[Spatial annotation entries]
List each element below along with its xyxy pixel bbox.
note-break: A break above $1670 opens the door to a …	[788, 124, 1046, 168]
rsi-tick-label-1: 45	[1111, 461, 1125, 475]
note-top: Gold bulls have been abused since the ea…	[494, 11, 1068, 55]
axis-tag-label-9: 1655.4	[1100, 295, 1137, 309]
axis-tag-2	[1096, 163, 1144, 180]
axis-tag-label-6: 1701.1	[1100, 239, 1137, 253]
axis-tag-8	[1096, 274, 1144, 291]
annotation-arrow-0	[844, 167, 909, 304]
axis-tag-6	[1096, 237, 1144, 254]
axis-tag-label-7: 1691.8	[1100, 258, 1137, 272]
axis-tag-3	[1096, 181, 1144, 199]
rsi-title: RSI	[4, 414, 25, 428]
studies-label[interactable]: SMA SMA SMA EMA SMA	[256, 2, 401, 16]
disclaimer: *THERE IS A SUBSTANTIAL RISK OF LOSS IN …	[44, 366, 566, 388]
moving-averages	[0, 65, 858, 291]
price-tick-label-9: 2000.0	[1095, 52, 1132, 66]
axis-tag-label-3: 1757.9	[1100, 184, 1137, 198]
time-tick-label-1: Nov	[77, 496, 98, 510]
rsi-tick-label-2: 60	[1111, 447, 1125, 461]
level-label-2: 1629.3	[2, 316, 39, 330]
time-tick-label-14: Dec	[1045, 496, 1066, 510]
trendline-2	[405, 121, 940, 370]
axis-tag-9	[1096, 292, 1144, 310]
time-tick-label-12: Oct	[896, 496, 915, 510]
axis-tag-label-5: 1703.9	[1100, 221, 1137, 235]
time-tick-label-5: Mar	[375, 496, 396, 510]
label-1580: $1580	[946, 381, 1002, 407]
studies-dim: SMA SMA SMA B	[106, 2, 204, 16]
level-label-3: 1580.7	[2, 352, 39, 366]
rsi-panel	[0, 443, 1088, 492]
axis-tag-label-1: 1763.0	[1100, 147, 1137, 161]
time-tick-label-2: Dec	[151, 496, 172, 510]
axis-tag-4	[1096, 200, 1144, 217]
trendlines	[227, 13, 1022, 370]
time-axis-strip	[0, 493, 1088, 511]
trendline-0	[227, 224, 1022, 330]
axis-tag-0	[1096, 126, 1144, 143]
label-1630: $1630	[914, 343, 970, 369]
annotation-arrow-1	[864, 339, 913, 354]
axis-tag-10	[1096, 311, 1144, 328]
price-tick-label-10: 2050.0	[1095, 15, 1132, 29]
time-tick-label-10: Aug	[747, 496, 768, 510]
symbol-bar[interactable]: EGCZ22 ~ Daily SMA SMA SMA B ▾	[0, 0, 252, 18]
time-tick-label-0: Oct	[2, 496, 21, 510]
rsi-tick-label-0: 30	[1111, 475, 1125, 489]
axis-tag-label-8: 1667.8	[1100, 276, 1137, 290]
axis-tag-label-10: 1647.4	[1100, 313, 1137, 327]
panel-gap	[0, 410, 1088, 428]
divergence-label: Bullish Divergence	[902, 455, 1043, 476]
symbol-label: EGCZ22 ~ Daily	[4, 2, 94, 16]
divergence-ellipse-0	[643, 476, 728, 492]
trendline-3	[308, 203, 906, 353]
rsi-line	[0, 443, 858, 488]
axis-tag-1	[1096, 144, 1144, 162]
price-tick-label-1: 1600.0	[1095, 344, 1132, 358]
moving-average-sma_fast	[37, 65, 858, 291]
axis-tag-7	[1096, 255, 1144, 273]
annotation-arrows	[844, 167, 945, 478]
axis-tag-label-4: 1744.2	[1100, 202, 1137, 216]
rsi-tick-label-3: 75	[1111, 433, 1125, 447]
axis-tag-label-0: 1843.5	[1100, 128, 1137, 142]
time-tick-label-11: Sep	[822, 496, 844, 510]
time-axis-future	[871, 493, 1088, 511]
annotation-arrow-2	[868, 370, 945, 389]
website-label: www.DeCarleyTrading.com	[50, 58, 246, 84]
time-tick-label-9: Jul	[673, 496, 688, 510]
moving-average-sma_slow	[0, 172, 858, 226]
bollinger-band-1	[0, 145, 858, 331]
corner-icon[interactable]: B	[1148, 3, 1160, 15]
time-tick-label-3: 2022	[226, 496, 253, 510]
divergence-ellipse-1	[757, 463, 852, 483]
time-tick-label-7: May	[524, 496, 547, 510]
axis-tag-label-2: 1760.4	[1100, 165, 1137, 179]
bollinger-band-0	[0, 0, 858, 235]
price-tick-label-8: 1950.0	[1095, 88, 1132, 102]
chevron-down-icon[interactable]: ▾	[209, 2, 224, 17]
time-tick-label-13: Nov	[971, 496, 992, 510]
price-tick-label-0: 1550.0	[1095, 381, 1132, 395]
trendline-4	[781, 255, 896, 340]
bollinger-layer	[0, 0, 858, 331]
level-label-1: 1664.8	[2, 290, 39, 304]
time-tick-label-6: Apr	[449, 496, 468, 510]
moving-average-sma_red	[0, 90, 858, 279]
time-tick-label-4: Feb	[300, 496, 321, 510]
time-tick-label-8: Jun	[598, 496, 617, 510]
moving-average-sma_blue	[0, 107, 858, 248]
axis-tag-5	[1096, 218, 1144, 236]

## Problem to work on
Reproduce the items from the very first line through the line containing "239, 1137, 253]", replacing "bbox" with "bounding box" and keeping all other text unchanged.

## Result for this exercise
List each element below along with its xyxy pixel bounding box.
note-break: A break above $1670 opens the door to a …	[788, 124, 1046, 168]
rsi-tick-label-1: 45	[1111, 461, 1125, 475]
note-top: Gold bulls have been abused since the ea…	[494, 11, 1068, 55]
axis-tag-label-9: 1655.4	[1100, 295, 1137, 309]
axis-tag-2	[1096, 163, 1144, 180]
axis-tag-label-6: 1701.1	[1100, 239, 1137, 253]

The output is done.